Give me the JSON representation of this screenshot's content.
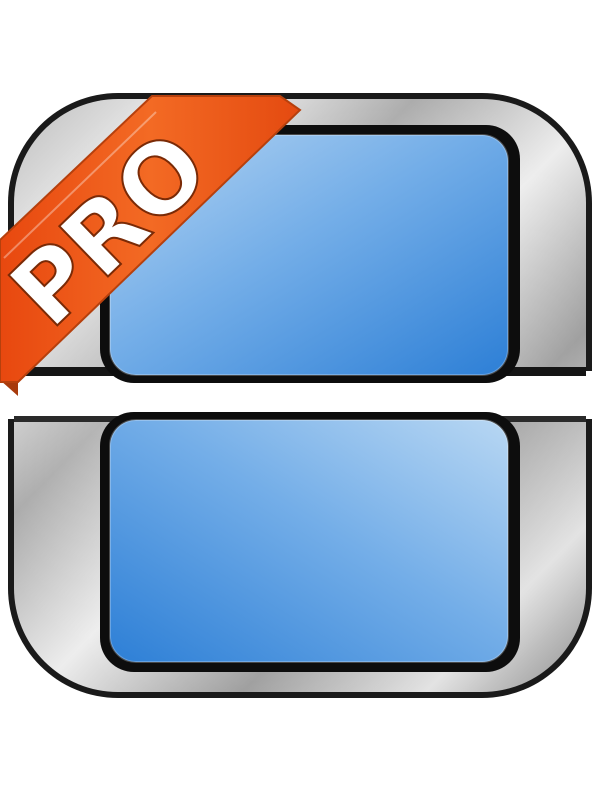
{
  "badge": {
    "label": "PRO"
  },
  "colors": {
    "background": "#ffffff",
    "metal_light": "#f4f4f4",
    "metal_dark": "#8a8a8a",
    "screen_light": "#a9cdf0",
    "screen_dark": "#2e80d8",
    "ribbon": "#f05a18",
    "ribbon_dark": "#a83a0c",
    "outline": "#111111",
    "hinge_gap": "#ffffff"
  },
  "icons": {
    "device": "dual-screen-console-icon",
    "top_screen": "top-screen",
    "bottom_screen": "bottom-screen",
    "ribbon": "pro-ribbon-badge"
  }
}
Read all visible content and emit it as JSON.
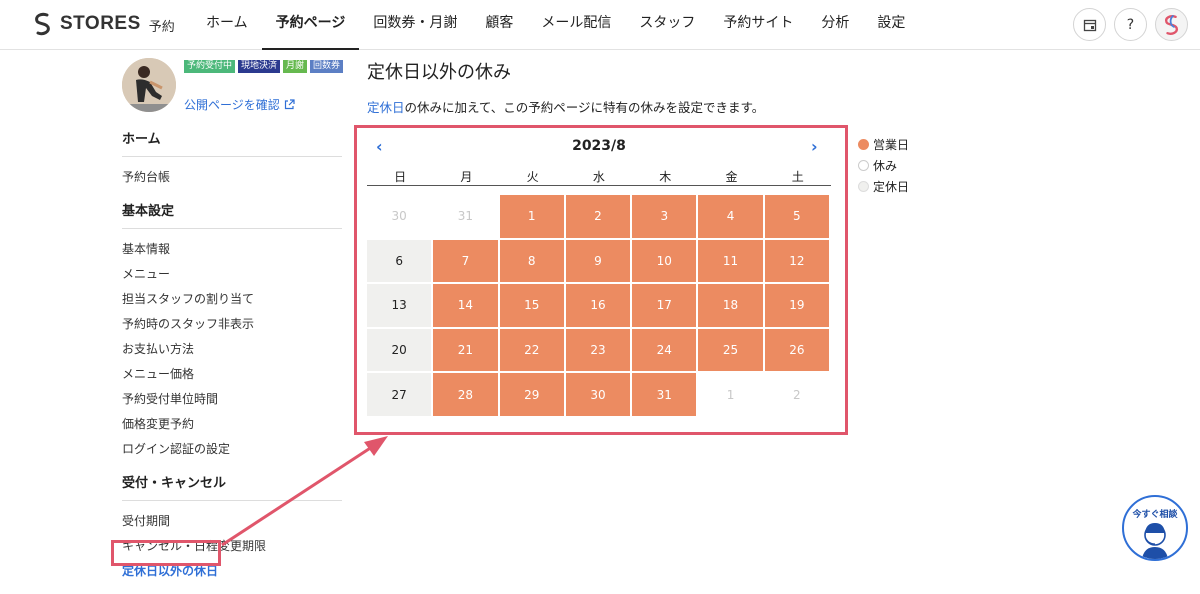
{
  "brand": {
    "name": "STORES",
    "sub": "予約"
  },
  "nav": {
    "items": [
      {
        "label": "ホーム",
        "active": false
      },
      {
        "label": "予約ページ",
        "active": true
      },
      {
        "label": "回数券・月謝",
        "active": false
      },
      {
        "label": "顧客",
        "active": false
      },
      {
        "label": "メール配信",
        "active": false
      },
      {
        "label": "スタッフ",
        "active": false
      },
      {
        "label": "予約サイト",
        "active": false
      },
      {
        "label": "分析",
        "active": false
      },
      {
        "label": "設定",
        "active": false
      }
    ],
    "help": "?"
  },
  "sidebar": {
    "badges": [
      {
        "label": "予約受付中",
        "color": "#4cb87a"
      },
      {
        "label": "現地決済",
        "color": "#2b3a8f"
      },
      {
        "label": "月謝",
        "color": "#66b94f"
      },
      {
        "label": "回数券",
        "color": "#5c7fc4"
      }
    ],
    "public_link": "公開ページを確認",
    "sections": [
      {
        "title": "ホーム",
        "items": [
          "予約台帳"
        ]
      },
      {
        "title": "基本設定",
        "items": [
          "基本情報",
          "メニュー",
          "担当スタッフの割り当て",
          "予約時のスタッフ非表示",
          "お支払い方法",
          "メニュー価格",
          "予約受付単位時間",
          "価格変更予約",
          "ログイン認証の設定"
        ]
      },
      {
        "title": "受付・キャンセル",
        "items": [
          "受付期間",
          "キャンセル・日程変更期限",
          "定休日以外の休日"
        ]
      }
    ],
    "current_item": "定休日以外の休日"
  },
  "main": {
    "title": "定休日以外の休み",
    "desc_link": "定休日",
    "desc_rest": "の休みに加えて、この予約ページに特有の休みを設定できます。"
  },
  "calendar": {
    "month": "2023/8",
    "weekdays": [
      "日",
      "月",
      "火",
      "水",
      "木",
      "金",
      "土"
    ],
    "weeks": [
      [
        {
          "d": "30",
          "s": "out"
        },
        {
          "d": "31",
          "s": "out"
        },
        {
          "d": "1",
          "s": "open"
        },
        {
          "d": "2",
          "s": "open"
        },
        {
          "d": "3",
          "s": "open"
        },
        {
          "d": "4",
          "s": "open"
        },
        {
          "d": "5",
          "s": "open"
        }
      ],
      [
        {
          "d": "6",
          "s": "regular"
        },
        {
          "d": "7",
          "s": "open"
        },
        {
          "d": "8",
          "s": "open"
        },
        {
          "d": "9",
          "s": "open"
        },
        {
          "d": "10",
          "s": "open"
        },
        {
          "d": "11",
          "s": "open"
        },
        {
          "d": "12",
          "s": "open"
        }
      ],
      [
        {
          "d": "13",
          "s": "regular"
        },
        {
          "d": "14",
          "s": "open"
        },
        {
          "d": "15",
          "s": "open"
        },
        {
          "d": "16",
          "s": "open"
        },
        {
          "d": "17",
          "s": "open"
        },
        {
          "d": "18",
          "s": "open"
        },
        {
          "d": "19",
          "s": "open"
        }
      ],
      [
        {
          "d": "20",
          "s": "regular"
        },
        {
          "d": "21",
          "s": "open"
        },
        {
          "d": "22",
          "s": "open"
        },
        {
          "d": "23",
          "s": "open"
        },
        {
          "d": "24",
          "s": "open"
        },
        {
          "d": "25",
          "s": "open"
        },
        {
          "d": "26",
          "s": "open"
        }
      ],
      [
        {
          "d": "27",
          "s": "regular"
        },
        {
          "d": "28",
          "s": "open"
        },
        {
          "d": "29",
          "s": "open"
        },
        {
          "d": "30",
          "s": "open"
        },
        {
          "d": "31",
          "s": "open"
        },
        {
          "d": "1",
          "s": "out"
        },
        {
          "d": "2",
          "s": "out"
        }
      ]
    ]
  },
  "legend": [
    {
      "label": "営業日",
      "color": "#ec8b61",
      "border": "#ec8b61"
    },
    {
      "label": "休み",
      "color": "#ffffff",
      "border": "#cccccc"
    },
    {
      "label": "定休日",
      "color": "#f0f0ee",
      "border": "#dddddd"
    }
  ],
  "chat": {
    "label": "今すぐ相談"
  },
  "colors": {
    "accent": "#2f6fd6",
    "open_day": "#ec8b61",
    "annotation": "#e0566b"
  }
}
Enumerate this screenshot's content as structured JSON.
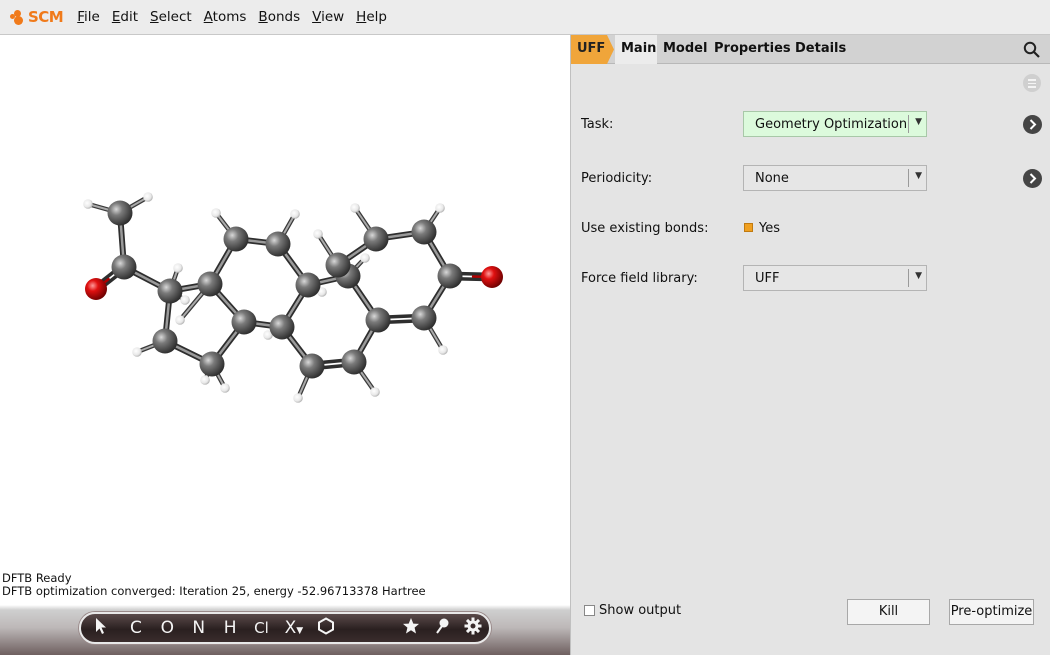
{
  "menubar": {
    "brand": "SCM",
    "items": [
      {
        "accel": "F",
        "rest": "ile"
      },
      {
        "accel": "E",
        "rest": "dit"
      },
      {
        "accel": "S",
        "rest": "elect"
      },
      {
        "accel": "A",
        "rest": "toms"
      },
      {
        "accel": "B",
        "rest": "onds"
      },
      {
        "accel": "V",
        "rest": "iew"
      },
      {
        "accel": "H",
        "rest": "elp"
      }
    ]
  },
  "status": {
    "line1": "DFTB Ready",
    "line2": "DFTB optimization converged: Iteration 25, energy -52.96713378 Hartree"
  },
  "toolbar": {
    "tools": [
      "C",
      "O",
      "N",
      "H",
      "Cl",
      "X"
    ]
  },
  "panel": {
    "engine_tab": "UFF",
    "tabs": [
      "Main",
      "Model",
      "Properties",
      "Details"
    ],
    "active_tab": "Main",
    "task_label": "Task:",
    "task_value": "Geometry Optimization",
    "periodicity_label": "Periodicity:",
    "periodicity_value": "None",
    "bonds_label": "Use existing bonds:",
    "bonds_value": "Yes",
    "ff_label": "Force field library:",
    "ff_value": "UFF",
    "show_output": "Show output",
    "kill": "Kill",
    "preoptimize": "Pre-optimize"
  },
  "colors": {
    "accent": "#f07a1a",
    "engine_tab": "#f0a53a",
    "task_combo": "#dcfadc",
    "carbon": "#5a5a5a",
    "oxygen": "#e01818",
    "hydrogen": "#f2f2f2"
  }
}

# STATED GOAL:
Reproduce the full listing above verbatim, with no pictures included.

# EXERCISE ANSWER:
Give me the JSON representation of this screenshot's content.
{
  "badge": {
    "label": "PRO"
  },
  "colors": {
    "background": "#ffffff",
    "metal_light": "#f4f4f4",
    "metal_dark": "#8a8a8a",
    "screen_light": "#a9cdf0",
    "screen_dark": "#2e80d8",
    "ribbon": "#f05a18",
    "ribbon_dark": "#a83a0c",
    "outline": "#111111",
    "hinge_gap": "#ffffff"
  },
  "icons": {
    "device": "dual-screen-console-icon",
    "top_screen": "top-screen",
    "bottom_screen": "bottom-screen",
    "ribbon": "pro-ribbon-badge"
  }
}
Read all visible content and emit it as JSON.
{
  "brand": {
    "name": "STORES",
    "sub": "予約"
  },
  "nav": {
    "items": [
      {
        "label": "ホーム",
        "active": false
      },
      {
        "label": "予約ページ",
        "active": true
      },
      {
        "label": "回数券・月謝",
        "active": false
      },
      {
        "label": "顧客",
        "active": false
      },
      {
        "label": "メール配信",
        "active": false
      },
      {
        "label": "スタッフ",
        "active": false
      },
      {
        "label": "予約サイト",
        "active": false
      },
      {
        "label": "分析",
        "active": false
      },
      {
        "label": "設定",
        "active": false
      }
    ],
    "help": "?"
  },
  "sidebar": {
    "badges": [
      {
        "label": "予約受付中",
        "color": "#4cb87a"
      },
      {
        "label": "現地決済",
        "color": "#2b3a8f"
      },
      {
        "label": "月謝",
        "color": "#66b94f"
      },
      {
        "label": "回数券",
        "color": "#5c7fc4"
      }
    ],
    "public_link": "公開ページを確認",
    "sections": [
      {
        "title": "ホーム",
        "items": [
          "予約台帳"
        ]
      },
      {
        "title": "基本設定",
        "items": [
          "基本情報",
          "メニュー",
          "担当スタッフの割り当て",
          "予約時のスタッフ非表示",
          "お支払い方法",
          "メニュー価格",
          "予約受付単位時間",
          "価格変更予約",
          "ログイン認証の設定"
        ]
      },
      {
        "title": "受付・キャンセル",
        "items": [
          "受付期間",
          "キャンセル・日程変更期限",
          "定休日以外の休日"
        ]
      }
    ],
    "current_item": "定休日以外の休日"
  },
  "main": {
    "title": "定休日以外の休み",
    "desc_link": "定休日",
    "desc_rest": "の休みに加えて、この予約ページに特有の休みを設定できます。"
  },
  "calendar": {
    "month": "2023/8",
    "weekdays": [
      "日",
      "月",
      "火",
      "水",
      "木",
      "金",
      "土"
    ],
    "weeks": [
      [
        {
          "d": "30",
          "s": "out"
        },
        {
          "d": "31",
          "s": "out"
        },
        {
          "d": "1",
          "s": "open"
        },
        {
          "d": "2",
          "s": "open"
        },
        {
          "d": "3",
          "s": "open"
        },
        {
          "d": "4",
          "s": "open"
        },
        {
          "d": "5",
          "s": "open"
        }
      ],
      [
        {
          "d": "6",
          "s": "regular"
        },
        {
          "d": "7",
          "s": "open"
        },
        {
          "d": "8",
          "s": "open"
        },
        {
          "d": "9",
          "s": "open"
        },
        {
          "d": "10",
          "s": "open"
        },
        {
          "d": "11",
          "s": "open"
        },
        {
          "d": "12",
          "s": "open"
        }
      ],
      [
        {
          "d": "13",
          "s": "regular"
        },
        {
          "d": "14",
          "s": "open"
        },
        {
          "d": "15",
          "s": "open"
        },
        {
          "d": "16",
          "s": "open"
        },
        {
          "d": "17",
          "s": "open"
        },
        {
          "d": "18",
          "s": "open"
        },
        {
          "d": "19",
          "s": "open"
        }
      ],
      [
        {
          "d": "20",
          "s": "regular"
        },
        {
          "d": "21",
          "s": "open"
        },
        {
          "d": "22",
          "s": "open"
        },
        {
          "d": "23",
          "s": "open"
        },
        {
          "d": "24",
          "s": "open"
        },
        {
          "d": "25",
          "s": "open"
        },
        {
          "d": "26",
          "s": "open"
        }
      ],
      [
        {
          "d": "27",
          "s": "regular"
        },
        {
          "d": "28",
          "s": "open"
        },
        {
          "d": "29",
          "s": "open"
        },
        {
          "d": "30",
          "s": "open"
        },
        {
          "d": "31",
          "s": "open"
        },
        {
          "d": "1",
          "s": "out"
        },
        {
          "d": "2",
          "s": "out"
        }
      ]
    ]
  },
  "legend": [
    {
      "label": "営業日",
      "color": "#ec8b61",
      "border": "#ec8b61"
    },
    {
      "label": "休み",
      "color": "#ffffff",
      "border": "#cccccc"
    },
    {
      "label": "定休日",
      "color": "#f0f0ee",
      "border": "#dddddd"
    }
  ],
  "chat": {
    "label": "今すぐ相談"
  },
  "colors": {
    "accent": "#2f6fd6",
    "open_day": "#ec8b61",
    "annotation": "#e0566b"
  }
}
Enumerate this screenshot's content as structured JSON.
{
  "menubar": {
    "brand": "SCM",
    "items": [
      {
        "accel": "F",
        "rest": "ile"
      },
      {
        "accel": "E",
        "rest": "dit"
      },
      {
        "accel": "S",
        "rest": "elect"
      },
      {
        "accel": "A",
        "rest": "toms"
      },
      {
        "accel": "B",
        "rest": "onds"
      },
      {
        "accel": "V",
        "rest": "iew"
      },
      {
        "accel": "H",
        "rest": "elp"
      }
    ]
  },
  "status": {
    "line1": "DFTB Ready",
    "line2": "DFTB optimization converged: Iteration 25, energy -52.96713378 Hartree"
  },
  "toolbar": {
    "tools": [
      "C",
      "O",
      "N",
      "H",
      "Cl",
      "X"
    ]
  },
  "panel": {
    "engine_tab": "UFF",
    "tabs": [
      "Main",
      "Model",
      "Properties",
      "Details"
    ],
    "active_tab": "Main",
    "task_label": "Task:",
    "task_value": "Geometry Optimization",
    "periodicity_label": "Periodicity:",
    "periodicity_value": "None",
    "bonds_label": "Use existing bonds:",
    "bonds_value": "Yes",
    "ff_label": "Force field library:",
    "ff_value": "UFF",
    "show_output": "Show output",
    "kill": "Kill",
    "preoptimize": "Pre-optimize"
  },
  "colors": {
    "accent": "#f07a1a",
    "engine_tab": "#f0a53a",
    "task_combo": "#dcfadc",
    "carbon": "#5a5a5a",
    "oxygen": "#e01818",
    "hydrogen": "#f2f2f2"
  }
}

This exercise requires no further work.